— Start RECORDS TO USE —

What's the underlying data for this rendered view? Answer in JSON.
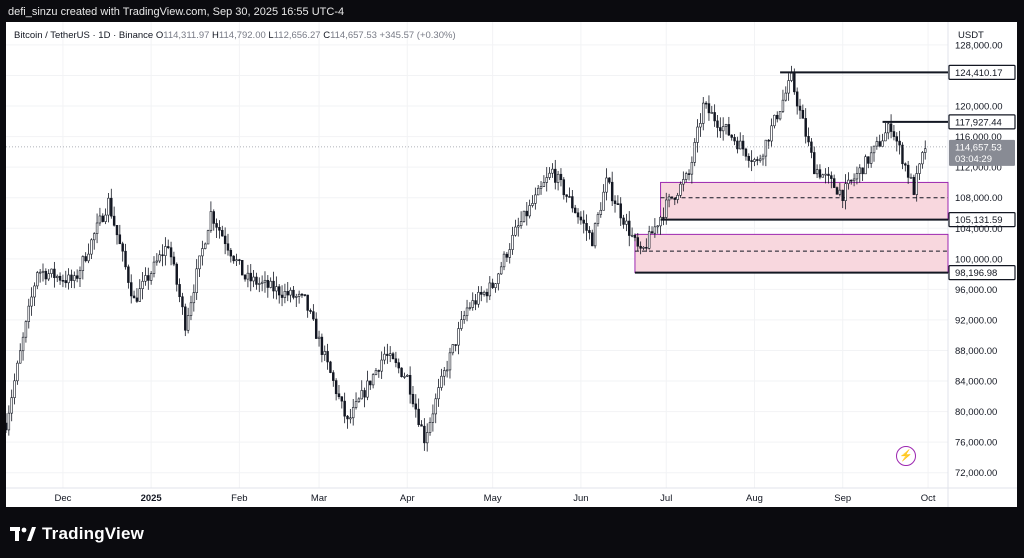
{
  "header": {
    "author_line": "defi_sinzu created with TradingView.com, Sep 30, 2025 16:55 UTC-4"
  },
  "legend": {
    "symbol": "Bitcoin / TetherUS · 1D · Binance",
    "o_label": "O",
    "o_value": "114,311.97",
    "h_label": "H",
    "h_value": "114,792.00",
    "l_label": "L",
    "l_value": "112,656.27",
    "c_label": "C",
    "c_value": "114,657.53",
    "change": "+345.57 (+0.30%)"
  },
  "currency": "USDT",
  "brand": {
    "name": "TradingView"
  },
  "icons": {
    "logo": "tradingview-logo-icon",
    "bolt": "lightning-icon"
  },
  "colors": {
    "up": "#ffffff",
    "down": "#131722",
    "zone_fill": "#f8d7de",
    "zone_border": "#9c27b0",
    "level": "#131722",
    "last_price_tag": "#888b94"
  },
  "chart_data": {
    "type": "candlestick",
    "title": "Bitcoin / TetherUS · 1D · Binance",
    "x_ticks": [
      "Dec",
      "2025",
      "Feb",
      "Mar",
      "Apr",
      "May",
      "Jun",
      "Jul",
      "Aug",
      "Sep",
      "Oct"
    ],
    "x_tick_dates": [
      "2024-12-01",
      "2025-01-01",
      "2025-02-01",
      "2025-03-01",
      "2025-04-01",
      "2025-05-01",
      "2025-06-01",
      "2025-07-01",
      "2025-08-01",
      "2025-09-01",
      "2025-10-01"
    ],
    "y_ticks": [
      72000,
      76000,
      80000,
      84000,
      88000,
      92000,
      96000,
      100000,
      104000,
      108000,
      112000,
      116000,
      120000,
      124000,
      128000
    ],
    "y_tick_labels": [
      "72,000.00",
      "76,000.00",
      "80,000.00",
      "84,000.00",
      "88,000.00",
      "92,000.00",
      "96,000.00",
      "100,000.00",
      "104,000.00",
      "108,000.00",
      "112,000.00",
      "116,000.00",
      "120,000.00",
      "124,000.00",
      "128,000.00"
    ],
    "ylim": [
      70000,
      131000
    ],
    "xlim": [
      "2024-11-11",
      "2025-10-08"
    ],
    "grid": true,
    "anchors": [
      [
        "2024-11-11",
        78500
      ],
      [
        "2024-11-22",
        98500
      ],
      [
        "2024-12-05",
        97000
      ],
      [
        "2024-12-17",
        107500
      ],
      [
        "2024-12-26",
        94500
      ],
      [
        "2025-01-07",
        102000
      ],
      [
        "2025-01-13",
        91500
      ],
      [
        "2025-01-22",
        106000
      ],
      [
        "2025-02-03",
        97500
      ],
      [
        "2025-02-24",
        94500
      ],
      [
        "2025-03-04",
        86000
      ],
      [
        "2025-03-11",
        78500
      ],
      [
        "2025-03-24",
        87500
      ],
      [
        "2025-04-01",
        84500
      ],
      [
        "2025-04-07",
        76500
      ],
      [
        "2025-04-14",
        85000
      ],
      [
        "2025-04-22",
        93500
      ],
      [
        "2025-05-01",
        96500
      ],
      [
        "2025-05-09",
        103500
      ],
      [
        "2025-05-22",
        111500
      ],
      [
        "2025-06-05",
        102500
      ],
      [
        "2025-06-10",
        110000
      ],
      [
        "2025-06-22",
        100500
      ],
      [
        "2025-07-01",
        107000
      ],
      [
        "2025-07-09",
        111000
      ],
      [
        "2025-07-14",
        120000
      ],
      [
        "2025-08-02",
        112500
      ],
      [
        "2025-08-14",
        123500
      ],
      [
        "2025-08-22",
        112000
      ],
      [
        "2025-09-01",
        108500
      ],
      [
        "2025-09-10",
        113000
      ],
      [
        "2025-09-18",
        117500
      ],
      [
        "2025-09-26",
        109000
      ],
      [
        "2025-09-30",
        114657.53
      ]
    ],
    "lines": [
      {
        "label": "124,410.17",
        "value": 124410.17,
        "from": "2025-08-10"
      },
      {
        "label": "117,927.44",
        "value": 117927.44,
        "from": "2025-09-15"
      },
      {
        "label": "105,131.59",
        "value": 105131.59,
        "from": "2025-06-29"
      },
      {
        "label": "98,196.98",
        "value": 98196.98,
        "from": "2025-06-20"
      }
    ],
    "zones": [
      {
        "from": "2025-06-29",
        "low": 105131.59,
        "high": 110000,
        "mid": 108000
      },
      {
        "from": "2025-06-20",
        "low": 98196.98,
        "high": 103200,
        "mid": 101000
      }
    ],
    "last_price": {
      "value": 114657.53,
      "label": "114,657.53",
      "countdown": "03:04:29"
    }
  }
}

— End RECORDS TO USE —

TO DO: Print the full listing exactly, dropping the pictures.

RESULT BELOW:
What's the underlying data for this rendered view? Answer in JSON.
{
  "header": {
    "author_line": "defi_sinzu created with TradingView.com, Sep 30, 2025 16:55 UTC-4"
  },
  "legend": {
    "symbol": "Bitcoin / TetherUS · 1D · Binance",
    "o_label": "O",
    "o_value": "114,311.97",
    "h_label": "H",
    "h_value": "114,792.00",
    "l_label": "L",
    "l_value": "112,656.27",
    "c_label": "C",
    "c_value": "114,657.53",
    "change": "+345.57 (+0.30%)"
  },
  "currency": "USDT",
  "brand": {
    "name": "TradingView"
  },
  "icons": {
    "logo": "tradingview-logo-icon",
    "bolt": "lightning-icon"
  },
  "colors": {
    "up": "#ffffff",
    "down": "#131722",
    "zone_fill": "#f8d7de",
    "zone_border": "#9c27b0",
    "level": "#131722",
    "last_price_tag": "#888b94"
  },
  "chart_data": {
    "type": "candlestick",
    "title": "Bitcoin / TetherUS · 1D · Binance",
    "x_ticks": [
      "Dec",
      "2025",
      "Feb",
      "Mar",
      "Apr",
      "May",
      "Jun",
      "Jul",
      "Aug",
      "Sep",
      "Oct"
    ],
    "x_tick_dates": [
      "2024-12-01",
      "2025-01-01",
      "2025-02-01",
      "2025-03-01",
      "2025-04-01",
      "2025-05-01",
      "2025-06-01",
      "2025-07-01",
      "2025-08-01",
      "2025-09-01",
      "2025-10-01"
    ],
    "y_ticks": [
      72000,
      76000,
      80000,
      84000,
      88000,
      92000,
      96000,
      100000,
      104000,
      108000,
      112000,
      116000,
      120000,
      124000,
      128000
    ],
    "y_tick_labels": [
      "72,000.00",
      "76,000.00",
      "80,000.00",
      "84,000.00",
      "88,000.00",
      "92,000.00",
      "96,000.00",
      "100,000.00",
      "104,000.00",
      "108,000.00",
      "112,000.00",
      "116,000.00",
      "120,000.00",
      "124,000.00",
      "128,000.00"
    ],
    "ylim": [
      70000,
      131000
    ],
    "xlim": [
      "2024-11-11",
      "2025-10-08"
    ],
    "grid": true,
    "anchors": [
      [
        "2024-11-11",
        78500
      ],
      [
        "2024-11-22",
        98500
      ],
      [
        "2024-12-05",
        97000
      ],
      [
        "2024-12-17",
        107500
      ],
      [
        "2024-12-26",
        94500
      ],
      [
        "2025-01-07",
        102000
      ],
      [
        "2025-01-13",
        91500
      ],
      [
        "2025-01-22",
        106000
      ],
      [
        "2025-02-03",
        97500
      ],
      [
        "2025-02-24",
        94500
      ],
      [
        "2025-03-04",
        86000
      ],
      [
        "2025-03-11",
        78500
      ],
      [
        "2025-03-24",
        87500
      ],
      [
        "2025-04-01",
        84500
      ],
      [
        "2025-04-07",
        76500
      ],
      [
        "2025-04-14",
        85000
      ],
      [
        "2025-04-22",
        93500
      ],
      [
        "2025-05-01",
        96500
      ],
      [
        "2025-05-09",
        103500
      ],
      [
        "2025-05-22",
        111500
      ],
      [
        "2025-06-05",
        102500
      ],
      [
        "2025-06-10",
        110000
      ],
      [
        "2025-06-22",
        100500
      ],
      [
        "2025-07-01",
        107000
      ],
      [
        "2025-07-09",
        111000
      ],
      [
        "2025-07-14",
        120000
      ],
      [
        "2025-08-02",
        112500
      ],
      [
        "2025-08-14",
        123500
      ],
      [
        "2025-08-22",
        112000
      ],
      [
        "2025-09-01",
        108500
      ],
      [
        "2025-09-10",
        113000
      ],
      [
        "2025-09-18",
        117500
      ],
      [
        "2025-09-26",
        109000
      ],
      [
        "2025-09-30",
        114657.53
      ]
    ],
    "lines": [
      {
        "label": "124,410.17",
        "value": 124410.17,
        "from": "2025-08-10"
      },
      {
        "label": "117,927.44",
        "value": 117927.44,
        "from": "2025-09-15"
      },
      {
        "label": "105,131.59",
        "value": 105131.59,
        "from": "2025-06-29"
      },
      {
        "label": "98,196.98",
        "value": 98196.98,
        "from": "2025-06-20"
      }
    ],
    "zones": [
      {
        "from": "2025-06-29",
        "low": 105131.59,
        "high": 110000,
        "mid": 108000
      },
      {
        "from": "2025-06-20",
        "low": 98196.98,
        "high": 103200,
        "mid": 101000
      }
    ],
    "last_price": {
      "value": 114657.53,
      "label": "114,657.53",
      "countdown": "03:04:29"
    }
  }
}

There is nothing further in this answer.